# Stated problem:
From the entries below, please gather each line containing the string "ROBAS".
"""
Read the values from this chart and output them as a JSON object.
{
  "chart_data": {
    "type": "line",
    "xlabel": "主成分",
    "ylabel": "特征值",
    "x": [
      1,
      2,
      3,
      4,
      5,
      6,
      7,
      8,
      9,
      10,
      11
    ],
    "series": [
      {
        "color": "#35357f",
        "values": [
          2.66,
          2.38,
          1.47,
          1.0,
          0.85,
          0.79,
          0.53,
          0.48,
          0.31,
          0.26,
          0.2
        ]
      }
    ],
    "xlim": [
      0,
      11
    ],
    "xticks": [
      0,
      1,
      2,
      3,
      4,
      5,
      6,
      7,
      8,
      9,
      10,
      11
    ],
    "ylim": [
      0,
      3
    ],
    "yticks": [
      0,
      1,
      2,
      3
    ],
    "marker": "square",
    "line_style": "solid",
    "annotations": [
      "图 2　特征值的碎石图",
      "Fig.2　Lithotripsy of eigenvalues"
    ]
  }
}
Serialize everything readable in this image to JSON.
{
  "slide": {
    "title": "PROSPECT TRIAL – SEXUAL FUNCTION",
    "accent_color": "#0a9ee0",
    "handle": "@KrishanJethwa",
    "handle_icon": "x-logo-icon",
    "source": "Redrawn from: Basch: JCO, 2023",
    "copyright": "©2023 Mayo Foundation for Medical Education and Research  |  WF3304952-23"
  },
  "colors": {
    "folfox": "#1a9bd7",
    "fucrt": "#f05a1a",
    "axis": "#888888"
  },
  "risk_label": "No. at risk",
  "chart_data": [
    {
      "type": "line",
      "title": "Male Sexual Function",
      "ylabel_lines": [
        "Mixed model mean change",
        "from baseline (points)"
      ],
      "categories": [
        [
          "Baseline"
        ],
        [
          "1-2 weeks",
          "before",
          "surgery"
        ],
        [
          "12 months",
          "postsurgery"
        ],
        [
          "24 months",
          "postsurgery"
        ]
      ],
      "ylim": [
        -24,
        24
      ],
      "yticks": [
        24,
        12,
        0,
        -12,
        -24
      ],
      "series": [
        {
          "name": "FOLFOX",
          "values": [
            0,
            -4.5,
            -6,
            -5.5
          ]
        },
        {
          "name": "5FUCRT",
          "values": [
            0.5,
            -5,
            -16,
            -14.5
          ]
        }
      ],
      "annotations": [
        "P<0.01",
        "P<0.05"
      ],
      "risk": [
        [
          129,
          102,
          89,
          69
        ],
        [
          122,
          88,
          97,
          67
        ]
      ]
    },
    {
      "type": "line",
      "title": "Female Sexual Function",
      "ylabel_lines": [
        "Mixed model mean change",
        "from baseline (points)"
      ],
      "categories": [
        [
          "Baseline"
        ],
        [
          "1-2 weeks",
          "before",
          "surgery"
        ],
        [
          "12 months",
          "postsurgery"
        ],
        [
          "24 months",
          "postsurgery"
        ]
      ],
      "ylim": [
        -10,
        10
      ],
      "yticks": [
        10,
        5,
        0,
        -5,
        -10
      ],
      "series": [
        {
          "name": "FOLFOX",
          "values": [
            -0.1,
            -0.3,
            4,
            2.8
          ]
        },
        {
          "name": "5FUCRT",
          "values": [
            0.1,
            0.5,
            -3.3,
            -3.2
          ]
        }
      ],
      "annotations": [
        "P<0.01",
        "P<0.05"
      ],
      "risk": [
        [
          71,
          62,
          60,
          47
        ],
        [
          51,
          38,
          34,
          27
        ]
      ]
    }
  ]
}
"""
"""
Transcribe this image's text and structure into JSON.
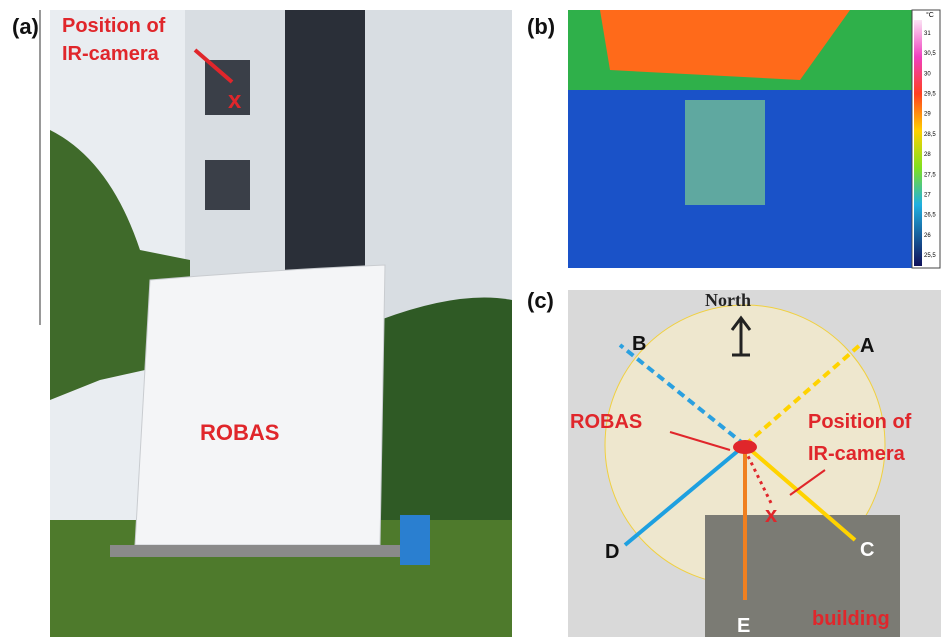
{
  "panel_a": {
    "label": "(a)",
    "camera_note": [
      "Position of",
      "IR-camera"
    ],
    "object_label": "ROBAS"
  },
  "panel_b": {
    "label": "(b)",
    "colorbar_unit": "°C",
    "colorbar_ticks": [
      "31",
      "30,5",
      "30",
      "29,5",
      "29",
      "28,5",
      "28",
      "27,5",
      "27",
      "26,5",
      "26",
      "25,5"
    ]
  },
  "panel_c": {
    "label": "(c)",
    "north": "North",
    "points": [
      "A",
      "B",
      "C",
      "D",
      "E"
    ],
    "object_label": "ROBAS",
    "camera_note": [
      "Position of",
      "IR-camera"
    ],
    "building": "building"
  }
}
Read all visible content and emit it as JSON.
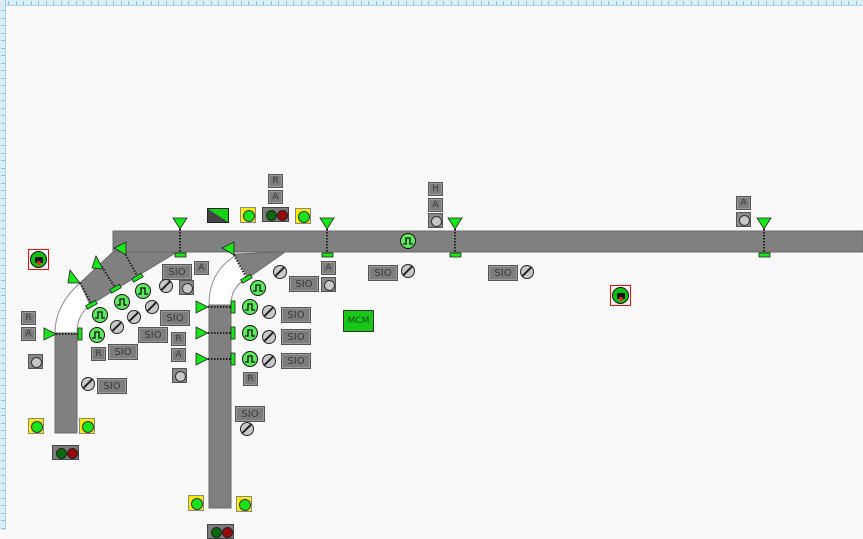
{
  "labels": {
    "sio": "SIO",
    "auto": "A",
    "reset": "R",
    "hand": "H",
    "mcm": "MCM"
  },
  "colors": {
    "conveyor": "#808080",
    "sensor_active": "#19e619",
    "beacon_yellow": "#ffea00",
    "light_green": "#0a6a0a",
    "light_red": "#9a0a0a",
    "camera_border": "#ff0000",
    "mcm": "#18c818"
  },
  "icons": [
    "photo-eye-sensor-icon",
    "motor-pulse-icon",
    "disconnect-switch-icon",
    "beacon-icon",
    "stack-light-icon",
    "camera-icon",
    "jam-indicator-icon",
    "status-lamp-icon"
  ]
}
"""
# Completed exercise:
    "object_label": "ROBAS"
    "object_label": "ROBAS",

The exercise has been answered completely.